> TASK DIRECTIONS
Rewrite the records from their first line through the line containing "home-indicator-area xyxy=(0,2514,1191,2576)", replacing "cellular-signal-icon" with "signal-strength-icon" and changing nothing else.

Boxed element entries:
○ ○ ○

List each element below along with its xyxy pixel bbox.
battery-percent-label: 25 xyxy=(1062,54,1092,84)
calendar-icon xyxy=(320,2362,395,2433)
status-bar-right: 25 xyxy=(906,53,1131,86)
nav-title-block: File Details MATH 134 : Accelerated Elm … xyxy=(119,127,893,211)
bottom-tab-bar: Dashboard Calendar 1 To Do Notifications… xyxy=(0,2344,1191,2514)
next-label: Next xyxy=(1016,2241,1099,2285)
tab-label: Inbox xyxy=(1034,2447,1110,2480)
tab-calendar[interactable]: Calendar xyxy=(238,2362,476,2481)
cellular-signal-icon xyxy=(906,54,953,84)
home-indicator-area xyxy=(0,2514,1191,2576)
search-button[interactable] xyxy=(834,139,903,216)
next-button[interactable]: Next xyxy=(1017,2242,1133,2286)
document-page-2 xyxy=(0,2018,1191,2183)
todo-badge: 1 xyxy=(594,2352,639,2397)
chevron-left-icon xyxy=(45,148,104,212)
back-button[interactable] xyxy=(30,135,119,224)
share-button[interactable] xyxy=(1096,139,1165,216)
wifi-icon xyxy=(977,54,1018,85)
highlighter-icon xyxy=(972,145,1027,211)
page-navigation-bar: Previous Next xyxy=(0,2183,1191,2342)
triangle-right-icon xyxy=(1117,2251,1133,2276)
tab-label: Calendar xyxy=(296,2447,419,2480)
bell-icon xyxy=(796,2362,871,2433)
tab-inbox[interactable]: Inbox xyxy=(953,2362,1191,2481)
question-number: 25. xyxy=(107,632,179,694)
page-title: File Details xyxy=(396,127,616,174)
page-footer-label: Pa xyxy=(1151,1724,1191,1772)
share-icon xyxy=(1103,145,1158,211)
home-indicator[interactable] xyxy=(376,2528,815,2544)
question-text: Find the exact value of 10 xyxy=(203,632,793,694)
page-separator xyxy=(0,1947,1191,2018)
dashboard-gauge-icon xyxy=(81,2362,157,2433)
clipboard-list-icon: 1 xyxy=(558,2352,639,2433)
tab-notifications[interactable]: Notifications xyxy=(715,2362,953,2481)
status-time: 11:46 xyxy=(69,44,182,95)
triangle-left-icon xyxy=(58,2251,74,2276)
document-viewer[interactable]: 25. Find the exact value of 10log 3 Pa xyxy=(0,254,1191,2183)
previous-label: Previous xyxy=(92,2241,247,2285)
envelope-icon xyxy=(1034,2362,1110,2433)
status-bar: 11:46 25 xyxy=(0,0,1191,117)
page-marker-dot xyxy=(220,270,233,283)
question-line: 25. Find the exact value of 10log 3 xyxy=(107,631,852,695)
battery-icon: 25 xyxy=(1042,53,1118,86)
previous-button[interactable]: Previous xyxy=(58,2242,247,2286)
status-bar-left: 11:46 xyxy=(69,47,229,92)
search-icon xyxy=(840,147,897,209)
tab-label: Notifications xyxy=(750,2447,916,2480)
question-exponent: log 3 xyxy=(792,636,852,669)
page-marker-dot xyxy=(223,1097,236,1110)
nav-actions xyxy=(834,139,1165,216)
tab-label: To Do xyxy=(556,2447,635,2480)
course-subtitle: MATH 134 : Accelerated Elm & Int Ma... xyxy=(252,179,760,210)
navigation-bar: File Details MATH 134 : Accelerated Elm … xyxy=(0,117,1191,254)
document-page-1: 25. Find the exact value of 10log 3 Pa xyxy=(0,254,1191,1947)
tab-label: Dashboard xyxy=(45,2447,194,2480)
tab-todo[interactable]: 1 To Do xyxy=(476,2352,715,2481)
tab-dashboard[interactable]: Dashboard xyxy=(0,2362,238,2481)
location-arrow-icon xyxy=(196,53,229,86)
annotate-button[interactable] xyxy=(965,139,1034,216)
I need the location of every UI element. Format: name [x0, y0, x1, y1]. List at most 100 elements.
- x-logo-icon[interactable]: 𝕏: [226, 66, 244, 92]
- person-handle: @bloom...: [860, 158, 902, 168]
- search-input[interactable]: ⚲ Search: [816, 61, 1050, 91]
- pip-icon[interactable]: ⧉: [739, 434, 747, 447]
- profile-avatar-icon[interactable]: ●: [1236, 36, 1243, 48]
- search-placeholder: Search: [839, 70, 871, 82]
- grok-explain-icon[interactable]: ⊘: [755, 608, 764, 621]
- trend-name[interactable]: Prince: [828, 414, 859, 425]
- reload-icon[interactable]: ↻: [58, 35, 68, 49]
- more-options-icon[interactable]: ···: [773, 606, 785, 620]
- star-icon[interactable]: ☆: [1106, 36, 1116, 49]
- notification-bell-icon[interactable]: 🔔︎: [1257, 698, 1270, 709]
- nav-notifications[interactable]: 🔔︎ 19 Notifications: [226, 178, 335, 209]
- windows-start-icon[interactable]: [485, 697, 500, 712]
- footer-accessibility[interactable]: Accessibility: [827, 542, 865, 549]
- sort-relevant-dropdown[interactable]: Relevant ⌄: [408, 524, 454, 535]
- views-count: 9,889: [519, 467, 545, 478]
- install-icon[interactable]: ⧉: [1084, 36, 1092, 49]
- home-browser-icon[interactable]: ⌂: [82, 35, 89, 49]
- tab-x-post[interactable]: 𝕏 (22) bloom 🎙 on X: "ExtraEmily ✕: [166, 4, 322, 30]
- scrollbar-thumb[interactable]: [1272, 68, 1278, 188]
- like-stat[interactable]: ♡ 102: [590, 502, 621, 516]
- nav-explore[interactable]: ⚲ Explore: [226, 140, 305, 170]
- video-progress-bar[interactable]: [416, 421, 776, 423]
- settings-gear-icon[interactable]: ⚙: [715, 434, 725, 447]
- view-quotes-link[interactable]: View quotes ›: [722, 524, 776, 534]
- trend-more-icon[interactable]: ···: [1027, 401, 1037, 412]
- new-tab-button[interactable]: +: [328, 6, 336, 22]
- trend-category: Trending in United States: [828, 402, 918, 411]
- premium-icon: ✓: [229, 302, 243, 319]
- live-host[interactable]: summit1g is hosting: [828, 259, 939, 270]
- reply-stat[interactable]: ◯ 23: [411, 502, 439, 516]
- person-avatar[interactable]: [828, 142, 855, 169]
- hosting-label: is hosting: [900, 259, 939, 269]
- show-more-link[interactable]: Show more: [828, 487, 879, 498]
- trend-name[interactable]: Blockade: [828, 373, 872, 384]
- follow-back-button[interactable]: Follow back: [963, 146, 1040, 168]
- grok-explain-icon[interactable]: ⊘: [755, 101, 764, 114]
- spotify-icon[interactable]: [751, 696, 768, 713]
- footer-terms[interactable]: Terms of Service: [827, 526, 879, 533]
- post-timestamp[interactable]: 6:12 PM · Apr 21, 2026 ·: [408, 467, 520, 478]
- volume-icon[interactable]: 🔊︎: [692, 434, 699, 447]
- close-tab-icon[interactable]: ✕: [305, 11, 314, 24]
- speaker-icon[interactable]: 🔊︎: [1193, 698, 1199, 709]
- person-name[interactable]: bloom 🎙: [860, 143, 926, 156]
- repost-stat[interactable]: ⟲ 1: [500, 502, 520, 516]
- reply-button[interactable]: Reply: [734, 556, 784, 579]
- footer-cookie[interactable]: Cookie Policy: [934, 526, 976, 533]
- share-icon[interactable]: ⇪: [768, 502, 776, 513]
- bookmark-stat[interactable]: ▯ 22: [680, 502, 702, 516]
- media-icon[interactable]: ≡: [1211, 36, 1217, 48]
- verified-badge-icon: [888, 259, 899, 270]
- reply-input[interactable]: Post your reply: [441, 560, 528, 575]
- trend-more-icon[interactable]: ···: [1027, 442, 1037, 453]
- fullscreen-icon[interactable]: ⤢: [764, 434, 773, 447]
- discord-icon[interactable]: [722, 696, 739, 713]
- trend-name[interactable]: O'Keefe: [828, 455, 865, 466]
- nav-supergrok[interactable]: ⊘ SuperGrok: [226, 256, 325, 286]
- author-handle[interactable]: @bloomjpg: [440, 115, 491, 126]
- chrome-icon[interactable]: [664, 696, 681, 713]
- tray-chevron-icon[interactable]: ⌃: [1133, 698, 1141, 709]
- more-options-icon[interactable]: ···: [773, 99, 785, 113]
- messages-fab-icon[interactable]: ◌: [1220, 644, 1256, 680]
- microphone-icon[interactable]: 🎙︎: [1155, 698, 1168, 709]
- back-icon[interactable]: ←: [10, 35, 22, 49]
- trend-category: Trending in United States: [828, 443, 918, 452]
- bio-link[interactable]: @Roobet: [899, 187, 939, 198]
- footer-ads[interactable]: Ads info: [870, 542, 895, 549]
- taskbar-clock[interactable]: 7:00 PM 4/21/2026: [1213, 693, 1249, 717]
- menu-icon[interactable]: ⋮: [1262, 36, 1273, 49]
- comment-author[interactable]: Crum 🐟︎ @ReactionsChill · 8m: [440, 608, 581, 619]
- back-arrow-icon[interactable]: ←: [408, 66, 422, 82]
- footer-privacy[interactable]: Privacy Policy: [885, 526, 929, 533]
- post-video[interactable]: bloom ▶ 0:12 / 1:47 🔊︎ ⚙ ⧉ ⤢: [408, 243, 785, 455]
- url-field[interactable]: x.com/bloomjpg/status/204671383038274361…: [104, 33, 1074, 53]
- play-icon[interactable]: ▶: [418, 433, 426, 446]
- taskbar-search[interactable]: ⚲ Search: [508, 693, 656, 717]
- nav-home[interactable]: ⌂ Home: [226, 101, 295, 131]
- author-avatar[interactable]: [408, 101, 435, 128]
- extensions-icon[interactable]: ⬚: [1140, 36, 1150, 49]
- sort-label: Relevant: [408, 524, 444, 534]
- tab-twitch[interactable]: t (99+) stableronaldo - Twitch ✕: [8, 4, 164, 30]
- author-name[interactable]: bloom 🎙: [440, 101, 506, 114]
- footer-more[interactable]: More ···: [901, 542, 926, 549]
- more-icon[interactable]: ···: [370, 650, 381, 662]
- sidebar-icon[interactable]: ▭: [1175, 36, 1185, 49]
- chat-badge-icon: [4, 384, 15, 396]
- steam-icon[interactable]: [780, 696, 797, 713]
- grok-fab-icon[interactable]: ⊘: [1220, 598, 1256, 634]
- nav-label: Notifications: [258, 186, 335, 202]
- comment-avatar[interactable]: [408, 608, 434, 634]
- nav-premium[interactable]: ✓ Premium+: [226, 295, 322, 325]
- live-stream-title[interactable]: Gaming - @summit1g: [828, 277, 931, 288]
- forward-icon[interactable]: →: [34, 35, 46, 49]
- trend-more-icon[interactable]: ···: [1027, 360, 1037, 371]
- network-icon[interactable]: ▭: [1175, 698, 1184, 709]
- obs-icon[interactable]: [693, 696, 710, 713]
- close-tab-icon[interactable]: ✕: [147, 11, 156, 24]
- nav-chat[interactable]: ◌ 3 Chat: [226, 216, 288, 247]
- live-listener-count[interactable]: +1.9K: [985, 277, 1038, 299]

○ ○ ○

> EXERCISE RESULT
List each element below along with its xyxy pixel bbox.
battery-percent-label: 25 xyxy=(1062,54,1092,84)
calendar-icon xyxy=(320,2362,395,2433)
status-bar-right: 25 xyxy=(906,53,1131,86)
nav-title-block: File Details MATH 134 : Accelerated Elm … xyxy=(119,127,893,211)
bottom-tab-bar: Dashboard Calendar 1 To Do Notifications… xyxy=(0,2344,1191,2514)
next-label: Next xyxy=(1016,2241,1099,2285)
tab-label: Inbox xyxy=(1034,2447,1110,2480)
tab-calendar[interactable]: Calendar xyxy=(238,2362,476,2481)
signal-strength-icon xyxy=(906,54,953,84)
home-indicator-area xyxy=(0,2514,1191,2576)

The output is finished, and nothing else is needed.